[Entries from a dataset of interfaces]
<<<<
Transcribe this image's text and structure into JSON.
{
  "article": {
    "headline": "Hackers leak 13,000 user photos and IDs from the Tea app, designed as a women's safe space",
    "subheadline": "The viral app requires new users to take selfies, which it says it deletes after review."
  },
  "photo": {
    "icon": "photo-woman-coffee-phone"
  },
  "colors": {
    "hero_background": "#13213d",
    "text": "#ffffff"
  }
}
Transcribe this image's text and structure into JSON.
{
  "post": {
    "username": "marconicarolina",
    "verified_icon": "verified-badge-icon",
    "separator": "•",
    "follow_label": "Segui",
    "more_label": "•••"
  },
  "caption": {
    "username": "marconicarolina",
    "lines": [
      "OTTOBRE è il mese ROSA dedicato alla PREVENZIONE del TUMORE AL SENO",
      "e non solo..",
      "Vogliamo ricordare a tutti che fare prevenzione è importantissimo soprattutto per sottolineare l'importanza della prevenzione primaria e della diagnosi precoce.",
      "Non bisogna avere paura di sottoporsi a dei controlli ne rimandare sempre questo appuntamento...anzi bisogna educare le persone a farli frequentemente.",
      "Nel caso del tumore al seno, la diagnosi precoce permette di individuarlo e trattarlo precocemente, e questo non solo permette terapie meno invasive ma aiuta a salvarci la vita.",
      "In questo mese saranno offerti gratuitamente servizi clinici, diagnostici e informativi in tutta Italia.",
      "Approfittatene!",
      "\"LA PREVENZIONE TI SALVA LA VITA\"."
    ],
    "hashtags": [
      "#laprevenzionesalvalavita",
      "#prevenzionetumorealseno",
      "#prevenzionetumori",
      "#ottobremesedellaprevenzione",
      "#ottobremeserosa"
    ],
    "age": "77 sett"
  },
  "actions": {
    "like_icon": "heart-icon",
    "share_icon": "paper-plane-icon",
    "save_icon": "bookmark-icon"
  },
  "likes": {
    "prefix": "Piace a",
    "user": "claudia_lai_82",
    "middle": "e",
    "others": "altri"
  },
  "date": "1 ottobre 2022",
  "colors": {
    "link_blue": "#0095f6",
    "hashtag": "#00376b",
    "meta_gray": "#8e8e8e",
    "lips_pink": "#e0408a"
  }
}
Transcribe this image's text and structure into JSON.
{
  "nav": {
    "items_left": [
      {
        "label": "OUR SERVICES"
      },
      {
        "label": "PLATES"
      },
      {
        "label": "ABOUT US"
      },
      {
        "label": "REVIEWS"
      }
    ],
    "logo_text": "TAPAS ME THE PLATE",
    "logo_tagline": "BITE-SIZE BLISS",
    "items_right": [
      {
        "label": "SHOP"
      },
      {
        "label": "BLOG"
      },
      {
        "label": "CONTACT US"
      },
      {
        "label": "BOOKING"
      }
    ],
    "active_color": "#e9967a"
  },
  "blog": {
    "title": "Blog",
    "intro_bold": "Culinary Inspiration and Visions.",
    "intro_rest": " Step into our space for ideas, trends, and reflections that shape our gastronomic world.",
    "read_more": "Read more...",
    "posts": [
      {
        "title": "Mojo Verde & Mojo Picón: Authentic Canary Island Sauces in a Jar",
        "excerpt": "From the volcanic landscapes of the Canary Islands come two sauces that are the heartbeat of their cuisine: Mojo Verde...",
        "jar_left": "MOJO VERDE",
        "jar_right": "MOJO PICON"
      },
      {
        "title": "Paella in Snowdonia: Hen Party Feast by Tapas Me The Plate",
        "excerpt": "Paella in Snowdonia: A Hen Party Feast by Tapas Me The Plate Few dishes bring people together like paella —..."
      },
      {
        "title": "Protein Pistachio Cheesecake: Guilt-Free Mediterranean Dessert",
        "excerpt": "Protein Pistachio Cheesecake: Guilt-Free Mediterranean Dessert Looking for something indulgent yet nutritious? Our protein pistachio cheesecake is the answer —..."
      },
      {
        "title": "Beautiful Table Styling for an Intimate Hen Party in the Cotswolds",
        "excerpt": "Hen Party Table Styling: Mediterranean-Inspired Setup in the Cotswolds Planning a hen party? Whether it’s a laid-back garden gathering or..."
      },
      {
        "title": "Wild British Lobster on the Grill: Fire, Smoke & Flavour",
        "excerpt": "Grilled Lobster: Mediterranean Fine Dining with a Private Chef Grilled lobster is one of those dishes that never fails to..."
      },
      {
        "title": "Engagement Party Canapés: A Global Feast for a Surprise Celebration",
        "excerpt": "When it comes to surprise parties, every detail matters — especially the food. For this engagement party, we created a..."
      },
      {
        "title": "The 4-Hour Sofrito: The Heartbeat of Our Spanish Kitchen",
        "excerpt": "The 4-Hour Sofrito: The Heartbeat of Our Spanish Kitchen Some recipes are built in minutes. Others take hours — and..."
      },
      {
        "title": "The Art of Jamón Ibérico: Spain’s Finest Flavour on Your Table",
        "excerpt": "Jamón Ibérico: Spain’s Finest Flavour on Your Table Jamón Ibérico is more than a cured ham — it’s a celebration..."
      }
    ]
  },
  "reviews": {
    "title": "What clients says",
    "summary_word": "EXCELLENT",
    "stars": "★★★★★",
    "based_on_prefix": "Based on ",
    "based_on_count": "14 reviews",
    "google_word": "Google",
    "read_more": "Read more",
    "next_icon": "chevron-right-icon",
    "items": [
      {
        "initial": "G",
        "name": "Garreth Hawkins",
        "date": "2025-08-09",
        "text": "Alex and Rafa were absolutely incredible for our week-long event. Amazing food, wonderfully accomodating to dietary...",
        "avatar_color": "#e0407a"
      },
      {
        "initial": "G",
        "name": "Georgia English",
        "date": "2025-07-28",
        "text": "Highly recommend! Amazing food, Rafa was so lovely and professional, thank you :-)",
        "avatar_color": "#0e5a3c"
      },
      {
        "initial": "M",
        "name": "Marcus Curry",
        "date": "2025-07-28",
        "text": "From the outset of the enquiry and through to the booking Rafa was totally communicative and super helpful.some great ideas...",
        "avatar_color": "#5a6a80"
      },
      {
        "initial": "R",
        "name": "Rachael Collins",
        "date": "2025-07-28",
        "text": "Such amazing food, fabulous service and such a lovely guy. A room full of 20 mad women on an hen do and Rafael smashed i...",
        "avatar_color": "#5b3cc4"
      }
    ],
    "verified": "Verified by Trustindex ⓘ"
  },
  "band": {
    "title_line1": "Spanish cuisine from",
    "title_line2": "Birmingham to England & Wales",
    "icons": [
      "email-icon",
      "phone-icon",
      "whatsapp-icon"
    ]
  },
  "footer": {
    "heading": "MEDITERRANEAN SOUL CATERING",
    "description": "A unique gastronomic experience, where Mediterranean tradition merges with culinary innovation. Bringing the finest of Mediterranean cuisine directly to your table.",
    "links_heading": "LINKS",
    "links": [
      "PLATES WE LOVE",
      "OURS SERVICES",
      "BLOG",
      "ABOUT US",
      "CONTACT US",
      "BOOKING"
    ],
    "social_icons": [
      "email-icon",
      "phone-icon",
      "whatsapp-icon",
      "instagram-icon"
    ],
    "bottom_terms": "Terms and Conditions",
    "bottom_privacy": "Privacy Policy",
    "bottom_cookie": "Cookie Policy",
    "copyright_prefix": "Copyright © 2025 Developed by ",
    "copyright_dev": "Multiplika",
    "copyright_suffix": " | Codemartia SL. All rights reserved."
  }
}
>>>>
## TASK ITEM:
Find how many lines in the entries include the string "Read", and state only the number.

## EXERCISE ANSWER:
2